Recorded information
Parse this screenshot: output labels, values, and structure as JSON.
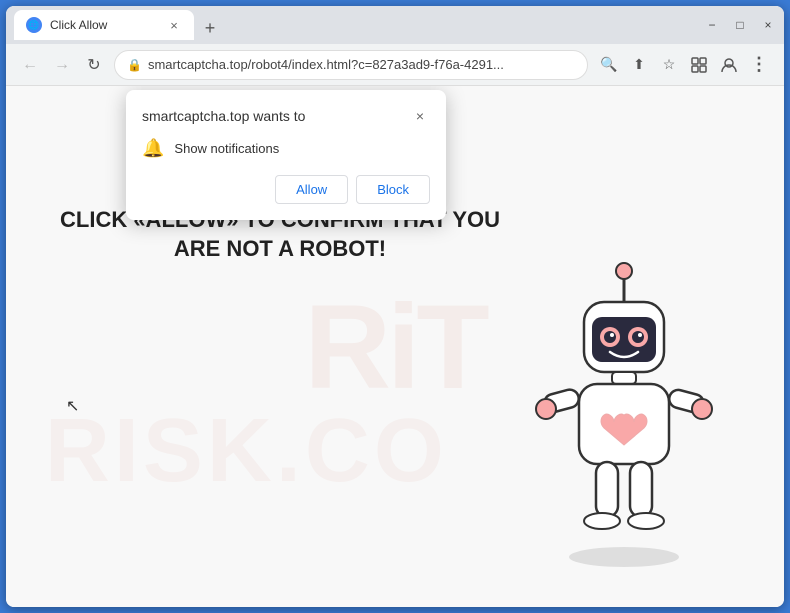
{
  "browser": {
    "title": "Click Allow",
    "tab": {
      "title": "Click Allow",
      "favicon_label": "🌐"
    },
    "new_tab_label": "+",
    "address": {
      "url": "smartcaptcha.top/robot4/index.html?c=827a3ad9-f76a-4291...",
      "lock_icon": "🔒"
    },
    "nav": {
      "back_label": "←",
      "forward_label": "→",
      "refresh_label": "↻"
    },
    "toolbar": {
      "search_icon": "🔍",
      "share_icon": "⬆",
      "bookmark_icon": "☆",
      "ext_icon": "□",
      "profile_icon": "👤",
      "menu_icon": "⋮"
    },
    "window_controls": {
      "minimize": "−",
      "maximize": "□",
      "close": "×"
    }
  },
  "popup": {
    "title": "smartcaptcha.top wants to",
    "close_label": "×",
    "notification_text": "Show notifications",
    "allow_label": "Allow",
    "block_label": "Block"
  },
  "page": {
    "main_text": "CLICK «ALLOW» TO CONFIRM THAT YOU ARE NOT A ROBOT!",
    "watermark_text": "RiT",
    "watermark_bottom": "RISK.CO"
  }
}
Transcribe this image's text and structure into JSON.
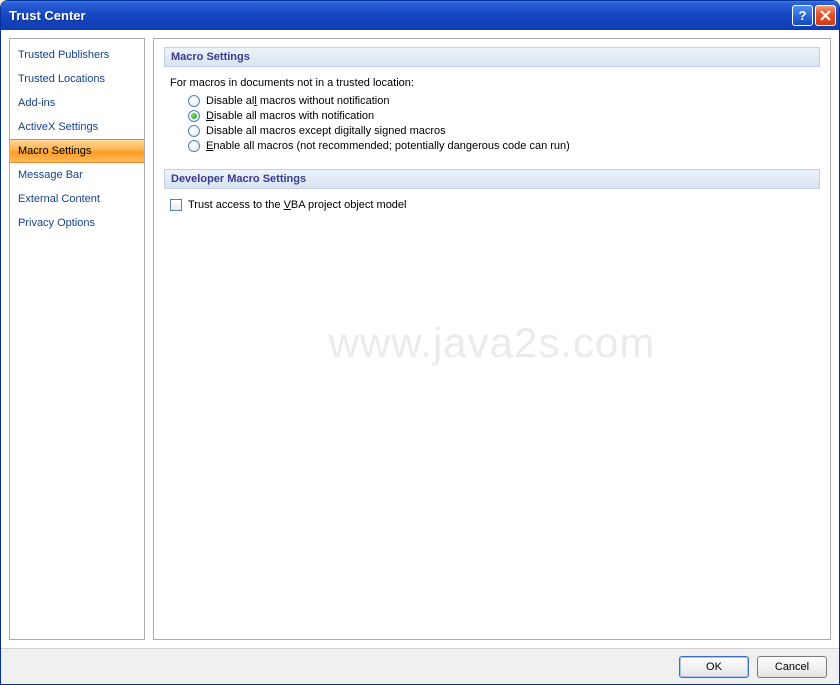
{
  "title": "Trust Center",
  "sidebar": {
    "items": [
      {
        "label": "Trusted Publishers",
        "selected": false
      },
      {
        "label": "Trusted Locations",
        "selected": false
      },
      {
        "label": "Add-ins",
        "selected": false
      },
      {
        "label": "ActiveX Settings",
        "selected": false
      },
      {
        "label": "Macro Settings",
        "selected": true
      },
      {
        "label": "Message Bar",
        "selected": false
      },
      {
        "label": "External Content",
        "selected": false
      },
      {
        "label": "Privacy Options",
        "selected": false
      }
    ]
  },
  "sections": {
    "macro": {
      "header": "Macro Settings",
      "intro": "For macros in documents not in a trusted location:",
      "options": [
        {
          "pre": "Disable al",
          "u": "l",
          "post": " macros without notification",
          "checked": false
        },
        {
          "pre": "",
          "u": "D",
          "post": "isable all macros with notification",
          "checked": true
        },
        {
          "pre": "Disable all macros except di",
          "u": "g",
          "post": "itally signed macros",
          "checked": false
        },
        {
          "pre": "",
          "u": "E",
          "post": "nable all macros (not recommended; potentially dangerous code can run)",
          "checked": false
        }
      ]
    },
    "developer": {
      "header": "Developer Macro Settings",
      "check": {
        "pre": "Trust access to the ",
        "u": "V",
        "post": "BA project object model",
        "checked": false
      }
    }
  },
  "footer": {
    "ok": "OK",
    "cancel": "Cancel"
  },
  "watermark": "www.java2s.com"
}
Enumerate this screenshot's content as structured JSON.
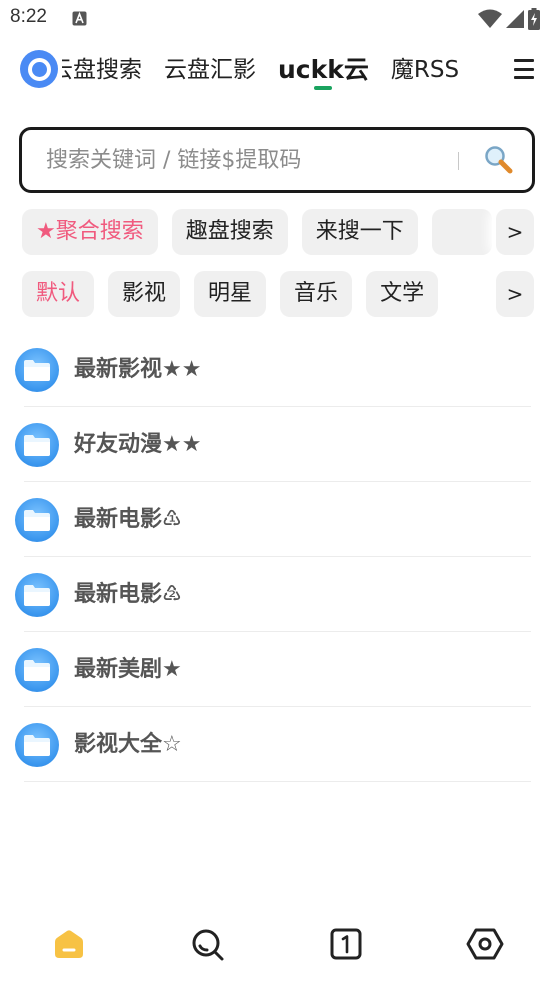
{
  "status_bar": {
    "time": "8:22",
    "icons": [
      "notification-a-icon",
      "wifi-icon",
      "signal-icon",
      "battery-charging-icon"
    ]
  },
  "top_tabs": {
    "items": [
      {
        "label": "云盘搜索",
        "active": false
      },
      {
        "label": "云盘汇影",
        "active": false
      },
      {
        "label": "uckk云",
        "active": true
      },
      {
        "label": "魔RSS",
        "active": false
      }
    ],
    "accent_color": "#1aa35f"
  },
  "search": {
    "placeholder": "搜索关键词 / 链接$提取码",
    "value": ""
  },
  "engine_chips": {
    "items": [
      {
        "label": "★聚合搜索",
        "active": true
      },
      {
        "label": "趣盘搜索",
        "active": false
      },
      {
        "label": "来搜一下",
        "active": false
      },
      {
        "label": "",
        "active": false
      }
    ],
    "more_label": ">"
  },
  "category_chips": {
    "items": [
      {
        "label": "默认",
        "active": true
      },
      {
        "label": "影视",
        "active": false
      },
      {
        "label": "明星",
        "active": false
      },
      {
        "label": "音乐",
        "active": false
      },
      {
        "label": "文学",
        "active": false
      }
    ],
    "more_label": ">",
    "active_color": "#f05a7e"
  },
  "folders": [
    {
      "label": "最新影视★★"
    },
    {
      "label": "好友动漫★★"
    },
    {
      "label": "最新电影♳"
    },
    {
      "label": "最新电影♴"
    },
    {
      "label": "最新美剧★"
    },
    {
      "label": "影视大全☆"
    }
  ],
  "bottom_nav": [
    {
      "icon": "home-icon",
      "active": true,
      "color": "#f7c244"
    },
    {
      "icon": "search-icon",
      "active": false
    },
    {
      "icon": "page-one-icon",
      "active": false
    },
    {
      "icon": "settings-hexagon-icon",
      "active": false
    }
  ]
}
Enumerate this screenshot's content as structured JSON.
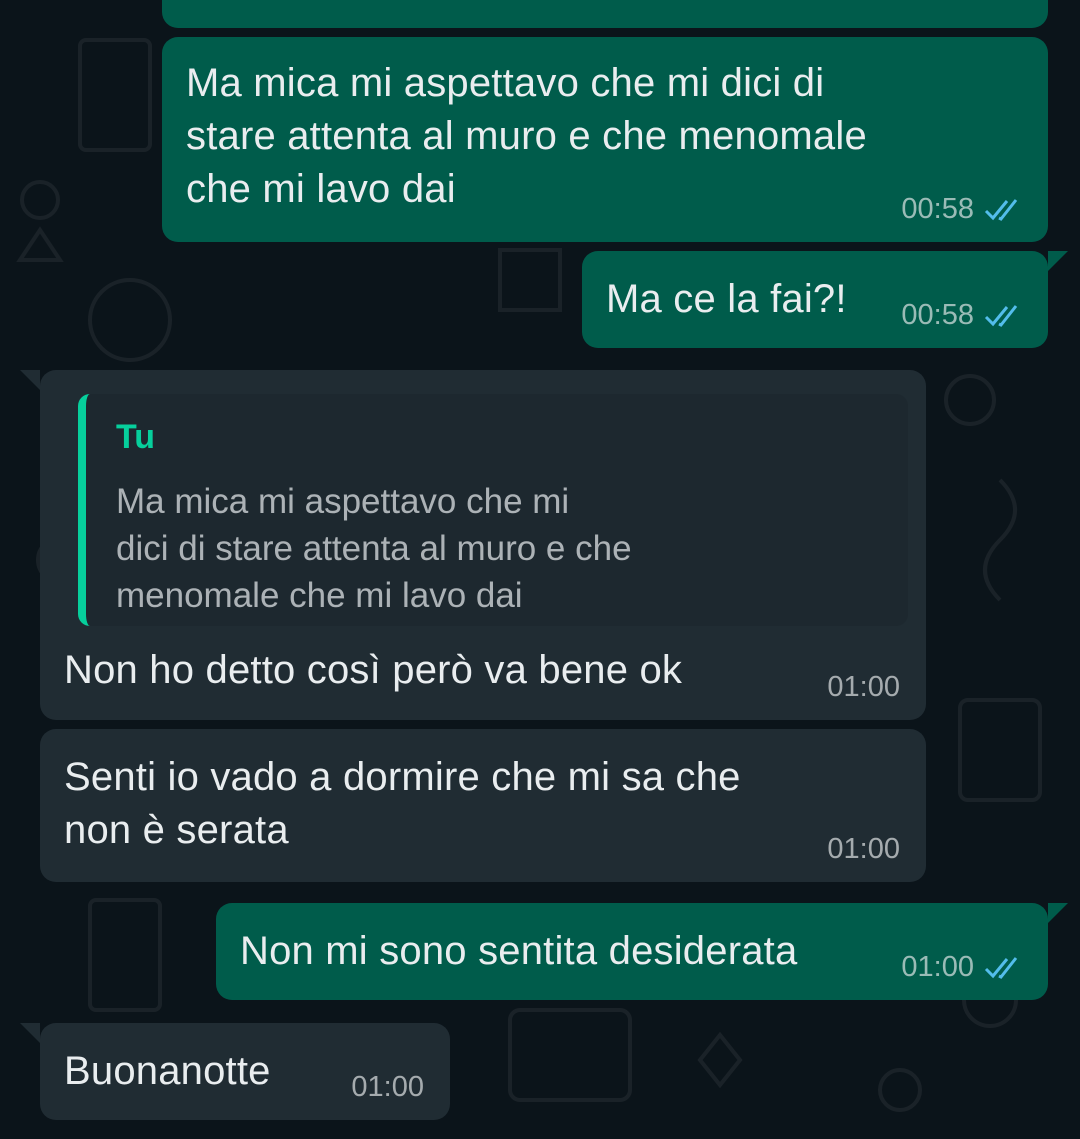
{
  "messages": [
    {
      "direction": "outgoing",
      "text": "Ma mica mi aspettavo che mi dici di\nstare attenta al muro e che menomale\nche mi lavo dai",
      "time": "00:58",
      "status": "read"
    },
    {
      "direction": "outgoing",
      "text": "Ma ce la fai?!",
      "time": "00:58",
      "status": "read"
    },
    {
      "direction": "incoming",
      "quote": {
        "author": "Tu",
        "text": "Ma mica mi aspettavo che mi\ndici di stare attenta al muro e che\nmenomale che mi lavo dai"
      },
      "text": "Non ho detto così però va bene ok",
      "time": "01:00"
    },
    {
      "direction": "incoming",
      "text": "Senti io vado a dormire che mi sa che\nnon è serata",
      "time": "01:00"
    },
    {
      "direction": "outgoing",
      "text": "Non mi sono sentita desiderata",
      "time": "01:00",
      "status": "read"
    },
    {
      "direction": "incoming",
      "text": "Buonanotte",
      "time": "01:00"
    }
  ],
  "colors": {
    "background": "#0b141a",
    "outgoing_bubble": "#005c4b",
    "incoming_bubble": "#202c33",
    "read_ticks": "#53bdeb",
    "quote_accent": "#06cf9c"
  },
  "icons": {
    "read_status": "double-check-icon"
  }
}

Requirement
Scan the lines above for "smartcaptcha", then copy every one that has it.

Solution
      "url": "smartcaptcha.top/robot4/index.html?c=827a3ad9-f76a-4291...",
    "title": "smartcaptcha.top wants to",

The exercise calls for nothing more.